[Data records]

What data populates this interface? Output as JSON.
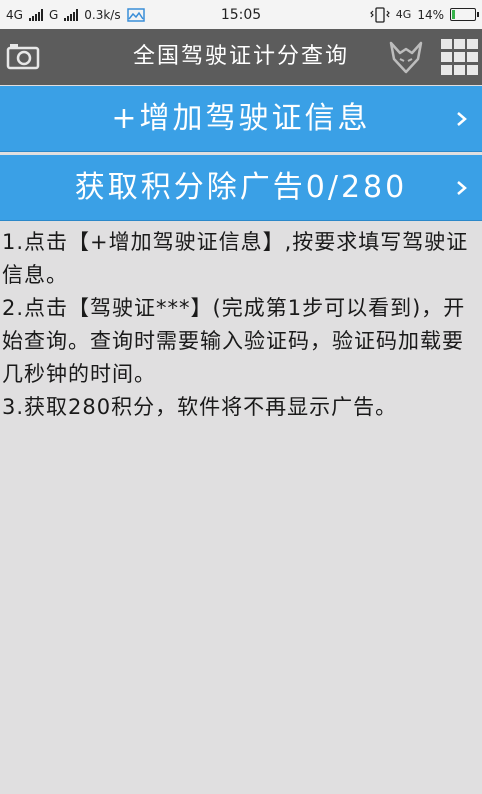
{
  "status_bar": {
    "network_left": "4G",
    "network_mid": "G",
    "speed": "0.3k/s",
    "time": "15:05",
    "network_right": "4G",
    "battery_text": "14%",
    "battery_level": 0.14
  },
  "header": {
    "title": "全国驾驶证计分查询",
    "left_icon": "camera-icon",
    "right_icons": [
      "wolf-logo-icon",
      "grid-menu-icon"
    ]
  },
  "buttons": {
    "add_license": "+增加驾驶证信息",
    "get_points": "获取积分除广告0/280"
  },
  "instructions": [
    "1.点击【+增加驾驶证信息】,按要求填写驾驶证信息。",
    "2.点击【驾驶证***】(完成第1步可以看到)，开始查询。查询时需要输入验证码，验证码加载要几秒钟的时间。",
    "3.获取280积分，软件将不再显示广告。"
  ],
  "colors": {
    "title_bar": "#5c5c5c",
    "button_blue": "#3aa0e6",
    "background": "#e0dfe0"
  }
}
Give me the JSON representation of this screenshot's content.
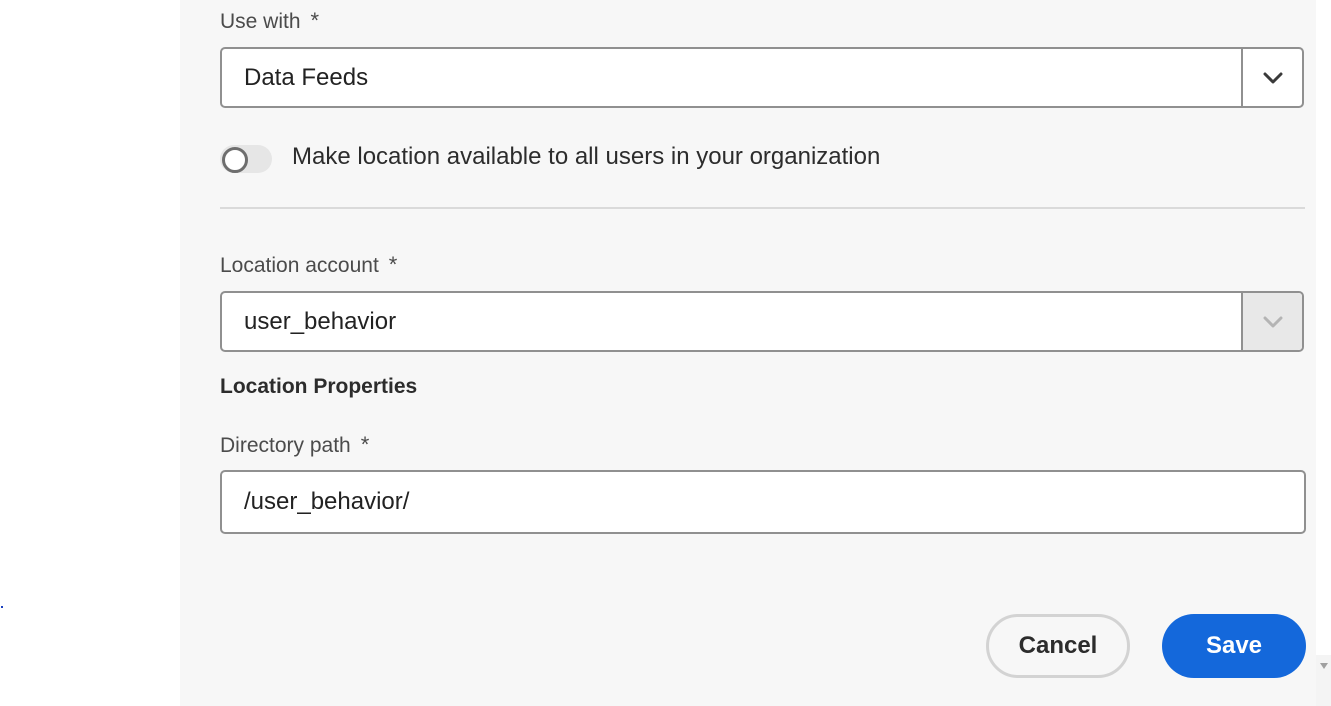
{
  "form": {
    "use_with": {
      "label": "Use with",
      "required_mark": "*",
      "value": "Data Feeds",
      "icon": "chevron-down-icon"
    },
    "share_toggle": {
      "label": "Make location available to all users in your organization",
      "state": "off"
    },
    "location_account": {
      "label": "Location account",
      "required_mark": "*",
      "value": "user_behavior",
      "icon": "chevron-down-icon"
    },
    "location_properties": {
      "heading": "Location Properties"
    },
    "directory_path": {
      "label": "Directory path",
      "required_mark": "*",
      "value": "/user_behavior/"
    }
  },
  "actions": {
    "cancel_label": "Cancel",
    "save_label": "Save"
  },
  "colors": {
    "primary": "#1468db",
    "panel_bg": "#f7f7f7"
  }
}
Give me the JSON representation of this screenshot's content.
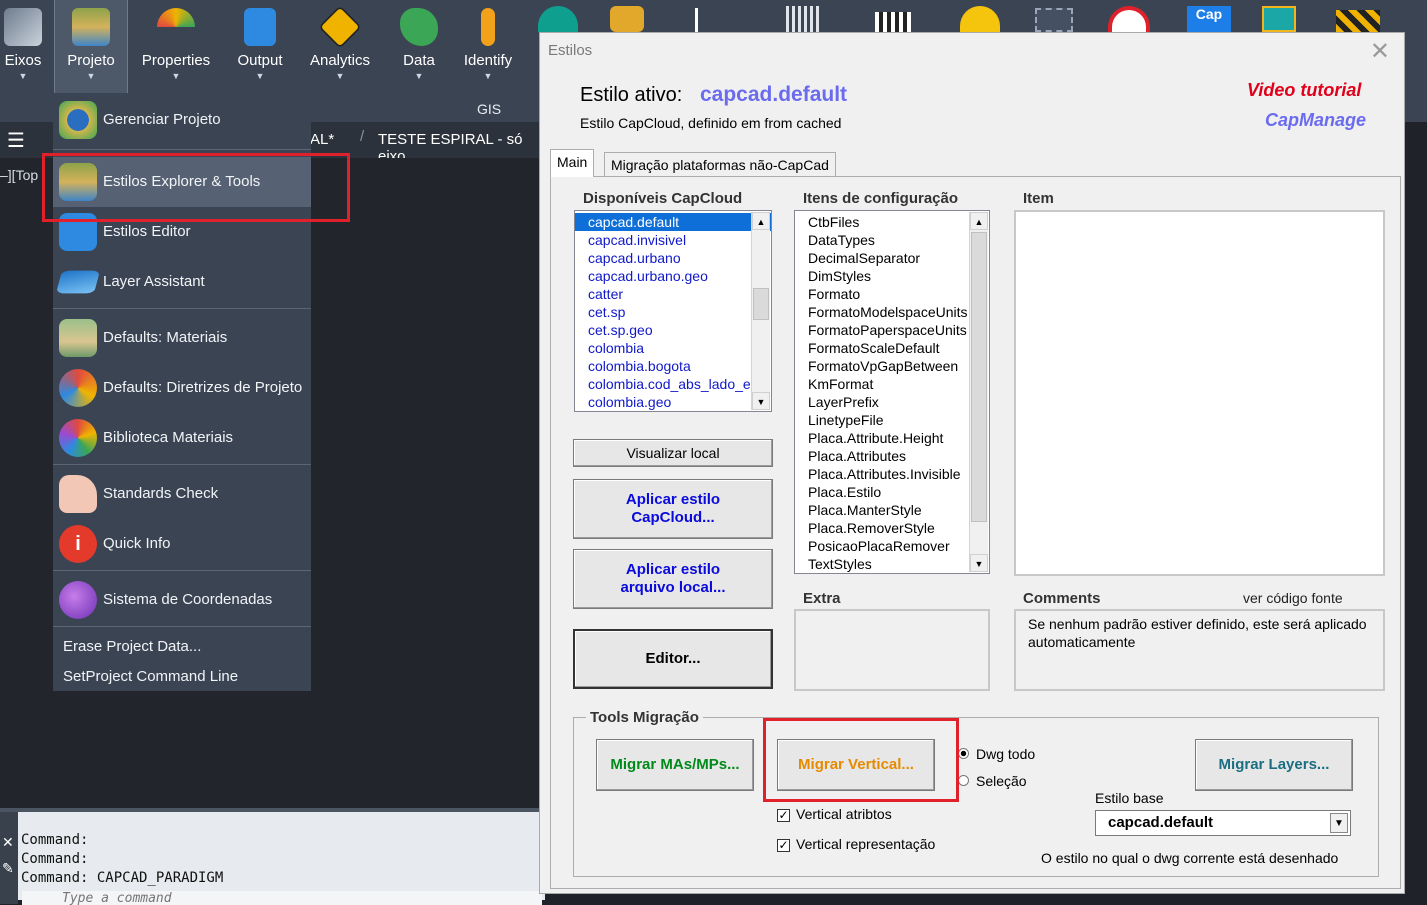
{
  "ribbon": {
    "items": [
      {
        "label": "Eixos",
        "icon": "road-icon",
        "color": "#6e7c8c"
      },
      {
        "label": "Projeto",
        "icon": "project-tools-icon",
        "color": "#8da24a"
      },
      {
        "label": "Properties",
        "icon": "gauge-icon",
        "color": "#e04a3f"
      },
      {
        "label": "Output",
        "icon": "checklist-icon",
        "color": "#2d8ae0"
      },
      {
        "label": "Analytics",
        "icon": "warning-sign-icon",
        "color": "#f0b400"
      },
      {
        "label": "Data",
        "icon": "brazil-map-icon",
        "color": "#3aa656"
      },
      {
        "label": "Identify",
        "icon": "person-icon",
        "color": "#f1a21a"
      }
    ],
    "group_label": "GIS"
  },
  "doc_tabs": {
    "tab1": "AL*",
    "tab2": "TESTE ESPIRAL - só eixo"
  },
  "canvas_label": "–][Top",
  "command": {
    "lines": [
      "Command:",
      "Command:",
      "Command:  CAPCAD_PARADIGM"
    ],
    "placeholder": "Type a command"
  },
  "menu": {
    "items": [
      {
        "label": "Gerenciar Projeto",
        "icon": "road-shield-icon"
      },
      {
        "label": "Estilos Explorer & Tools",
        "icon": "style-tools-icon"
      },
      {
        "label": "Estilos Editor",
        "icon": "monitor-edit-icon"
      },
      {
        "label": "Layer Assistant",
        "icon": "layers-icon"
      },
      {
        "label": "Defaults: Materiais",
        "icon": "materials-icon"
      },
      {
        "label": "Defaults: Diretrizes de Projeto",
        "icon": "guidelines-icon"
      },
      {
        "label": "Biblioteca Materiais",
        "icon": "color-wheel-icon"
      },
      {
        "label": "Standards Check",
        "icon": "thumbs-up-icon"
      },
      {
        "label": "Quick Info",
        "icon": "info-icon"
      },
      {
        "label": "Sistema de Coordenadas",
        "icon": "globe-pin-icon"
      }
    ],
    "text_items": [
      "Erase Project Data...",
      "SetProject Command Line"
    ]
  },
  "dialog": {
    "title": "Estilos",
    "active_label": "Estilo ativo:",
    "active_value": "capcad.default",
    "subtitle": "Estilo CapCloud, definido em from cached",
    "link_video": "Video tutorial",
    "link_manage": "CapManage",
    "tabs": [
      "Main",
      "Migração plataformas não-CapCad"
    ],
    "available_header": "Disponíveis CapCloud",
    "available": [
      "capcad.default",
      "capcad.invisivel",
      "capcad.urbano",
      "capcad.urbano.geo",
      "catter",
      "cet.sp",
      "cet.sp.geo",
      "colombia",
      "colombia.bogota",
      "colombia.cod_abs_lado_e",
      "colombia.geo"
    ],
    "config_header": "Itens de configuração",
    "config": [
      "CtbFiles",
      "DataTypes",
      "DecimalSeparator",
      "DimStyles",
      "Formato",
      "FormatoModelspaceUnits",
      "FormatoPaperspaceUnits",
      "FormatoScaleDefault",
      "FormatoVpGapBetween",
      "KmFormat",
      "LayerPrefix",
      "LinetypeFile",
      "Placa.Attribute.Height",
      "Placa.Attributes",
      "Placa.Attributes.Invisible",
      "Placa.Estilo",
      "Placa.ManterStyle",
      "Placa.RemoverStyle",
      "PosicaoPlacaRemover",
      "TextStyles"
    ],
    "item_header": "Item",
    "extra_header": "Extra",
    "comments_header": "Comments",
    "source_link": "ver código fonte",
    "comments_text": "Se nenhum padrão estiver definido, este será aplicado automaticamente",
    "btn_visualizar": "Visualizar local",
    "btn_aplicar_cloud": "Aplicar estilo CapCloud...",
    "btn_aplicar_local": "Aplicar estilo arquivo local...",
    "btn_editor": "Editor...",
    "tools_label": "Tools Migração",
    "btn_migrar_mas": "Migrar MAs/MPs...",
    "btn_migrar_vertical": "Migrar Vertical...",
    "btn_migrar_layers": "Migrar Layers...",
    "radio_dwg": "Dwg todo",
    "radio_sel": "Seleção",
    "chk_atributos": "Vertical atribtos",
    "chk_representacao": "Vertical representação",
    "estilo_base_label": "Estilo base",
    "estilo_base_value": "capcad.default",
    "footer_note": "O estilo no qual o dwg corrente está desenhado",
    "colors": {
      "accent_blue": "#6b6bef",
      "red": "#e0001b",
      "green": "#008a1a",
      "orange": "#e68a00",
      "teal": "#1b6e82",
      "btn_blue": "#0a0adc"
    }
  }
}
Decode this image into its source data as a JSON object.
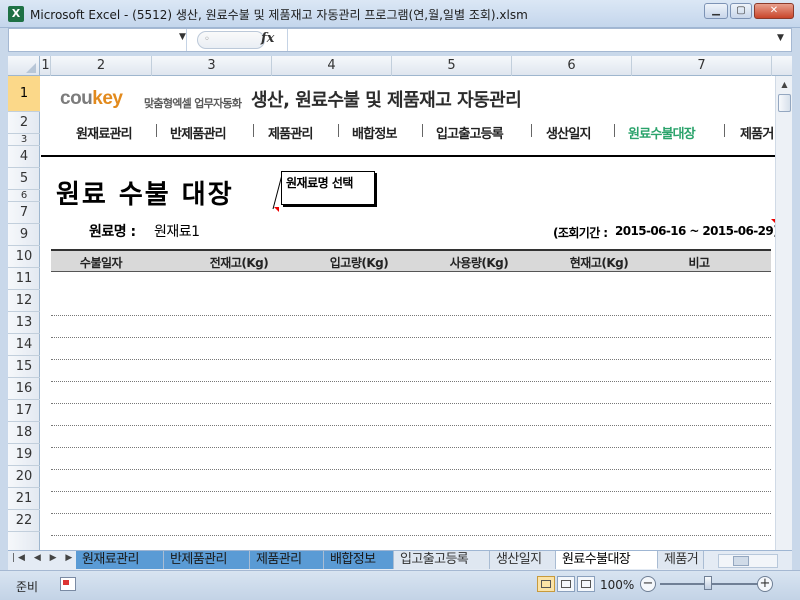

Work required: Leave the images out and output the remaining material exactly as it stands.

Solution for this exercise:
What data populates this interface? Output as JSON.
{
  "status_bar": {
    "network_left": "4G",
    "network_mid": "G",
    "speed": "0.3k/s",
    "time": "15:05",
    "network_right": "4G",
    "battery_text": "14%",
    "battery_level": 0.14
  },
  "header": {
    "title": "全国驾驶证计分查询",
    "left_icon": "camera-icon",
    "right_icons": [
      "wolf-logo-icon",
      "grid-menu-icon"
    ]
  },
  "buttons": {
    "add_license": "+增加驾驶证信息",
    "get_points": "获取积分除广告0/280"
  },
  "instructions": [
    "1.点击【+增加驾驶证信息】,按要求填写驾驶证信息。",
    "2.点击【驾驶证***】(完成第1步可以看到)，开始查询。查询时需要输入验证码，验证码加载要几秒钟的时间。",
    "3.获取280积分，软件将不再显示广告。"
  ],
  "colors": {
    "title_bar": "#5c5c5c",
    "button_blue": "#3aa0e6",
    "background": "#e0dfe0"
  }
}
Give me the JSON representation of this screenshot's content.
{
  "form": {
    "use_with": {
      "label": "Use with",
      "required_mark": "*",
      "value": "Data Feeds",
      "icon": "chevron-down-icon"
    },
    "share_toggle": {
      "label": "Make location available to all users in your organization",
      "state": "off"
    },
    "location_account": {
      "label": "Location account",
      "required_mark": "*",
      "value": "user_behavior",
      "icon": "chevron-down-icon"
    },
    "location_properties": {
      "heading": "Location Properties"
    },
    "directory_path": {
      "label": "Directory path",
      "required_mark": "*",
      "value": "/user_behavior/"
    }
  },
  "actions": {
    "cancel_label": "Cancel",
    "save_label": "Save"
  },
  "colors": {
    "primary": "#1468db",
    "panel_bg": "#f7f7f7"
  }
}
Give me the JSON representation of this screenshot's content.
{
  "ribbon": {
    "items": [
      {
        "label": "Eixos",
        "icon": "road-icon",
        "color": "#6e7c8c"
      },
      {
        "label": "Projeto",
        "icon": "project-tools-icon",
        "color": "#8da24a"
      },
      {
        "label": "Properties",
        "icon": "gauge-icon",
        "color": "#e04a3f"
      },
      {
        "label": "Output",
        "icon": "checklist-icon",
        "color": "#2d8ae0"
      },
      {
        "label": "Analytics",
        "icon": "warning-sign-icon",
        "color": "#f0b400"
      },
      {
        "label": "Data",
        "icon": "brazil-map-icon",
        "color": "#3aa656"
      },
      {
        "label": "Identify",
        "icon": "person-icon",
        "color": "#f1a21a"
      }
    ],
    "group_label": "GIS"
  },
  "doc_tabs": {
    "tab1": "AL*",
    "tab2": "TESTE ESPIRAL - só eixo"
  },
  "canvas_label": "–][Top",
  "command": {
    "lines": [
      "Command:",
      "Command:",
      "Command:  CAPCAD_PARADIGM"
    ],
    "placeholder": "Type a command"
  },
  "menu": {
    "items": [
      {
        "label": "Gerenciar Projeto",
        "icon": "road-shield-icon"
      },
      {
        "label": "Estilos Explorer & Tools",
        "icon": "style-tools-icon"
      },
      {
        "label": "Estilos Editor",
        "icon": "monitor-edit-icon"
      },
      {
        "label": "Layer Assistant",
        "icon": "layers-icon"
      },
      {
        "label": "Defaults: Materiais",
        "icon": "materials-icon"
      },
      {
        "label": "Defaults: Diretrizes de Projeto",
        "icon": "guidelines-icon"
      },
      {
        "label": "Biblioteca Materiais",
        "icon": "color-wheel-icon"
      },
      {
        "label": "Standards Check",
        "icon": "thumbs-up-icon"
      },
      {
        "label": "Quick Info",
        "icon": "info-icon"
      },
      {
        "label": "Sistema de Coordenadas",
        "icon": "globe-pin-icon"
      }
    ],
    "text_items": [
      "Erase Project Data...",
      "SetProject Command Line"
    ]
  },
  "dialog": {
    "title": "Estilos",
    "active_label": "Estilo ativo:",
    "active_value": "capcad.default",
    "subtitle": "Estilo CapCloud, definido em from cached",
    "link_video": "Video tutorial",
    "link_manage": "CapManage",
    "tabs": [
      "Main",
      "Migração plataformas não-CapCad"
    ],
    "available_header": "Disponíveis CapCloud",
    "available": [
      "capcad.default",
      "capcad.invisivel",
      "capcad.urbano",
      "capcad.urbano.geo",
      "catter",
      "cet.sp",
      "cet.sp.geo",
      "colombia",
      "colombia.bogota",
      "colombia.cod_abs_lado_e",
      "colombia.geo"
    ],
    "config_header": "Itens de configuração",
    "config": [
      "CtbFiles",
      "DataTypes",
      "DecimalSeparator",
      "DimStyles",
      "Formato",
      "FormatoModelspaceUnits",
      "FormatoPaperspaceUnits",
      "FormatoScaleDefault",
      "FormatoVpGapBetween",
      "KmFormat",
      "LayerPrefix",
      "LinetypeFile",
      "Placa.Attribute.Height",
      "Placa.Attributes",
      "Placa.Attributes.Invisible",
      "Placa.Estilo",
      "Placa.ManterStyle",
      "Placa.RemoverStyle",
      "PosicaoPlacaRemover",
      "TextStyles"
    ],
    "item_header": "Item",
    "extra_header": "Extra",
    "comments_header": "Comments",
    "source_link": "ver código fonte",
    "comments_text": "Se nenhum padrão estiver definido, este será aplicado automaticamente",
    "btn_visualizar": "Visualizar local",
    "btn_aplicar_cloud": "Aplicar estilo CapCloud...",
    "btn_aplicar_local": "Aplicar estilo arquivo local...",
    "btn_editor": "Editor...",
    "tools_label": "Tools Migração",
    "btn_migrar_mas": "Migrar MAs/MPs...",
    "btn_migrar_vertical": "Migrar Vertical...",
    "btn_migrar_layers": "Migrar Layers...",
    "radio_dwg": "Dwg todo",
    "radio_sel": "Seleção",
    "chk_atributos": "Vertical atribtos",
    "chk_representacao": "Vertical representação",
    "estilo_base_label": "Estilo base",
    "estilo_base_value": "capcad.default",
    "footer_note": "O estilo no qual o dwg corrente está desenhado",
    "colors": {
      "accent_blue": "#6b6bef",
      "red": "#e0001b",
      "green": "#008a1a",
      "orange": "#e68a00",
      "teal": "#1b6e82",
      "btn_blue": "#0a0adc"
    }
  }
}
Decode this image into its source data as a JSON object.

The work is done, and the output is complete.